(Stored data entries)
::::::::::

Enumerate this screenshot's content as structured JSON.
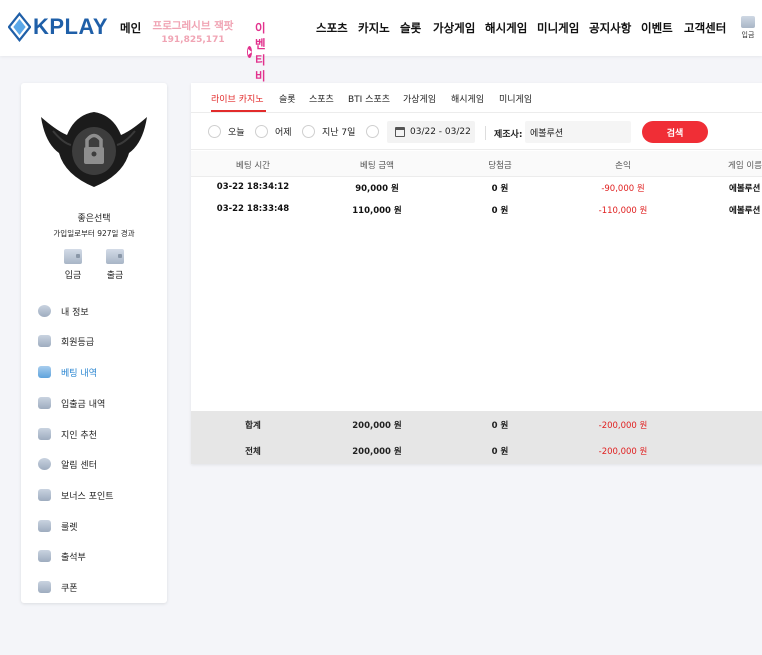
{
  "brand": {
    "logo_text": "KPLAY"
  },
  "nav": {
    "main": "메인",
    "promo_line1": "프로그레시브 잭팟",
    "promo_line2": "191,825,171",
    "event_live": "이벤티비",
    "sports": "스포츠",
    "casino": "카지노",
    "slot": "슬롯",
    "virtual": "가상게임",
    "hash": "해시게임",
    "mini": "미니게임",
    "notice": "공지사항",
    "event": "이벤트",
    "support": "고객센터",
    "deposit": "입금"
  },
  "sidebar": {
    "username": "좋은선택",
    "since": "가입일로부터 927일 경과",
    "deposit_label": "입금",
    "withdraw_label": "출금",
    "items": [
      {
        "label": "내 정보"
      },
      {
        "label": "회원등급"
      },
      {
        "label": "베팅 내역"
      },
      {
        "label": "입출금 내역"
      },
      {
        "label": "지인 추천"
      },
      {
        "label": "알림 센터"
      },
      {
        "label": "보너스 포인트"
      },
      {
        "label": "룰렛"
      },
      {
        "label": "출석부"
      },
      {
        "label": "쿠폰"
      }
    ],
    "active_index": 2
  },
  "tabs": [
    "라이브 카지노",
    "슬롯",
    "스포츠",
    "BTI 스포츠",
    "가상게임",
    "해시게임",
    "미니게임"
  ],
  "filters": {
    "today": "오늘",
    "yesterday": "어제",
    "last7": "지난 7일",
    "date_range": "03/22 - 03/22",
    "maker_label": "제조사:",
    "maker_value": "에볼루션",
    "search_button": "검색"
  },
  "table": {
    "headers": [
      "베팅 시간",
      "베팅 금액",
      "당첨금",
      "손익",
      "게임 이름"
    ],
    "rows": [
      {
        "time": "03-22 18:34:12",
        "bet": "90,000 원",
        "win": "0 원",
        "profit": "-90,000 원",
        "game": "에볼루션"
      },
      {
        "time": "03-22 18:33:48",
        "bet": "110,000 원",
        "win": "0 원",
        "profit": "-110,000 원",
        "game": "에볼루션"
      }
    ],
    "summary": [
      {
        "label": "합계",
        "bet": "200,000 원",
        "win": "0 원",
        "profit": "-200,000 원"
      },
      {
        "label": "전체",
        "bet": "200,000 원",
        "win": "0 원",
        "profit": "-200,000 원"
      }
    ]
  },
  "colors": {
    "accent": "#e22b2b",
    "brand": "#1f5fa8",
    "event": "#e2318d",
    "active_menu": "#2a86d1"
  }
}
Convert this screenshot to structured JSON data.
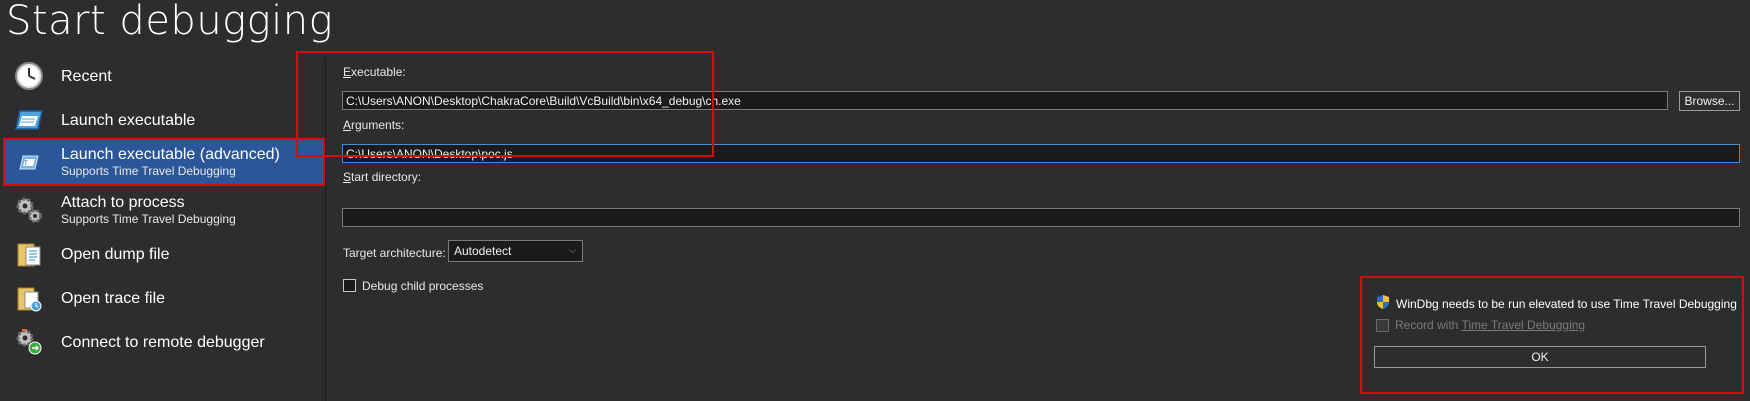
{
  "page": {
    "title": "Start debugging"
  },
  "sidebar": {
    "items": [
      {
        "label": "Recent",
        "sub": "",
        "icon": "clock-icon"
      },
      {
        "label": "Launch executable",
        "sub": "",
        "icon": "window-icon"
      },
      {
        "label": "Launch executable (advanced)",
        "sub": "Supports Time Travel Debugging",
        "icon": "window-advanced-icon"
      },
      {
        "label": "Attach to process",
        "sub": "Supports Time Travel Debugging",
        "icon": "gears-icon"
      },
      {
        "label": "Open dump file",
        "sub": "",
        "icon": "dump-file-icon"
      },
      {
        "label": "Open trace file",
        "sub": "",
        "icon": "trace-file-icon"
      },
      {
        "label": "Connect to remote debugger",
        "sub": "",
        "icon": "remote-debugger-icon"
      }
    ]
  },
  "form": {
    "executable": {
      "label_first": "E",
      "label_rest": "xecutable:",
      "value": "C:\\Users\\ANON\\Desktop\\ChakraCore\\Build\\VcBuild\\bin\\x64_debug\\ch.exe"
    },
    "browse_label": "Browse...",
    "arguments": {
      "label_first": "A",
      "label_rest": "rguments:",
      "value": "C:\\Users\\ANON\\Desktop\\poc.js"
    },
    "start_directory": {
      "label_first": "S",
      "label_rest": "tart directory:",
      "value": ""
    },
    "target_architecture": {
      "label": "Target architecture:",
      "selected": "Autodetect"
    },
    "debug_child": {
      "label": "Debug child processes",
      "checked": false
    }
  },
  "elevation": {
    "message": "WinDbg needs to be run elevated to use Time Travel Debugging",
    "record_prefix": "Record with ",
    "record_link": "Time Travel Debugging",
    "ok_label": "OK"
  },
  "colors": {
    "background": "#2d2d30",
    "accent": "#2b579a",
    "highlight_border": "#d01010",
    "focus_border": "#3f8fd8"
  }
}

::::::::::

▶ _TASK GOAL_: Repeat each record exactly, with the pictures left out.

▶ _WRITTEN RESPONSE_:
Enumerate this screenshot's content as structured JSON.
{
  "brand": {
    "logo_text": "KPLAY"
  },
  "nav": {
    "main": "메인",
    "promo_line1": "프로그레시브 잭팟",
    "promo_line2": "191,825,171",
    "event_live": "이벤티비",
    "sports": "스포츠",
    "casino": "카지노",
    "slot": "슬롯",
    "virtual": "가상게임",
    "hash": "해시게임",
    "mini": "미니게임",
    "notice": "공지사항",
    "event": "이벤트",
    "support": "고객센터",
    "deposit": "입금"
  },
  "sidebar": {
    "username": "좋은선택",
    "since": "가입일로부터 927일 경과",
    "deposit_label": "입금",
    "withdraw_label": "출금",
    "items": [
      {
        "label": "내 정보"
      },
      {
        "label": "회원등급"
      },
      {
        "label": "베팅 내역"
      },
      {
        "label": "입출금 내역"
      },
      {
        "label": "지인 추천"
      },
      {
        "label": "알림 센터"
      },
      {
        "label": "보너스 포인트"
      },
      {
        "label": "룰렛"
      },
      {
        "label": "출석부"
      },
      {
        "label": "쿠폰"
      }
    ],
    "active_index": 2
  },
  "tabs": [
    "라이브 카지노",
    "슬롯",
    "스포츠",
    "BTI 스포츠",
    "가상게임",
    "해시게임",
    "미니게임"
  ],
  "filters": {
    "today": "오늘",
    "yesterday": "어제",
    "last7": "지난 7일",
    "date_range": "03/22 - 03/22",
    "maker_label": "제조사:",
    "maker_value": "에볼루션",
    "search_button": "검색"
  },
  "table": {
    "headers": [
      "베팅 시간",
      "베팅 금액",
      "당첨금",
      "손익",
      "게임 이름"
    ],
    "rows": [
      {
        "time": "03-22 18:34:12",
        "bet": "90,000 원",
        "win": "0 원",
        "profit": "-90,000 원",
        "game": "에볼루션"
      },
      {
        "time": "03-22 18:33:48",
        "bet": "110,000 원",
        "win": "0 원",
        "profit": "-110,000 원",
        "game": "에볼루션"
      }
    ],
    "summary": [
      {
        "label": "합계",
        "bet": "200,000 원",
        "win": "0 원",
        "profit": "-200,000 원"
      },
      {
        "label": "전체",
        "bet": "200,000 원",
        "win": "0 원",
        "profit": "-200,000 원"
      }
    ]
  },
  "colors": {
    "accent": "#e22b2b",
    "brand": "#1f5fa8",
    "event": "#e2318d",
    "active_menu": "#2a86d1"
  }
}
Convert this screenshot to structured JSON data.
{
  "page": {
    "title": "Start debugging"
  },
  "sidebar": {
    "items": [
      {
        "label": "Recent",
        "sub": "",
        "icon": "clock-icon"
      },
      {
        "label": "Launch executable",
        "sub": "",
        "icon": "window-icon"
      },
      {
        "label": "Launch executable (advanced)",
        "sub": "Supports Time Travel Debugging",
        "icon": "window-advanced-icon"
      },
      {
        "label": "Attach to process",
        "sub": "Supports Time Travel Debugging",
        "icon": "gears-icon"
      },
      {
        "label": "Open dump file",
        "sub": "",
        "icon": "dump-file-icon"
      },
      {
        "label": "Open trace file",
        "sub": "",
        "icon": "trace-file-icon"
      },
      {
        "label": "Connect to remote debugger",
        "sub": "",
        "icon": "remote-debugger-icon"
      }
    ]
  },
  "form": {
    "executable": {
      "label_first": "E",
      "label_rest": "xecutable:",
      "value": "C:\\Users\\ANON\\Desktop\\ChakraCore\\Build\\VcBuild\\bin\\x64_debug\\ch.exe"
    },
    "browse_label": "Browse...",
    "arguments": {
      "label_first": "A",
      "label_rest": "rguments:",
      "value": "C:\\Users\\ANON\\Desktop\\poc.js"
    },
    "start_directory": {
      "label_first": "S",
      "label_rest": "tart directory:",
      "value": ""
    },
    "target_architecture": {
      "label": "Target architecture:",
      "selected": "Autodetect"
    },
    "debug_child": {
      "label": "Debug child processes",
      "checked": false
    }
  },
  "elevation": {
    "message": "WinDbg needs to be run elevated to use Time Travel Debugging",
    "record_prefix": "Record with ",
    "record_link": "Time Travel Debugging",
    "ok_label": "OK"
  },
  "colors": {
    "background": "#2d2d30",
    "accent": "#2b579a",
    "highlight_border": "#d01010",
    "focus_border": "#3f8fd8"
  }
}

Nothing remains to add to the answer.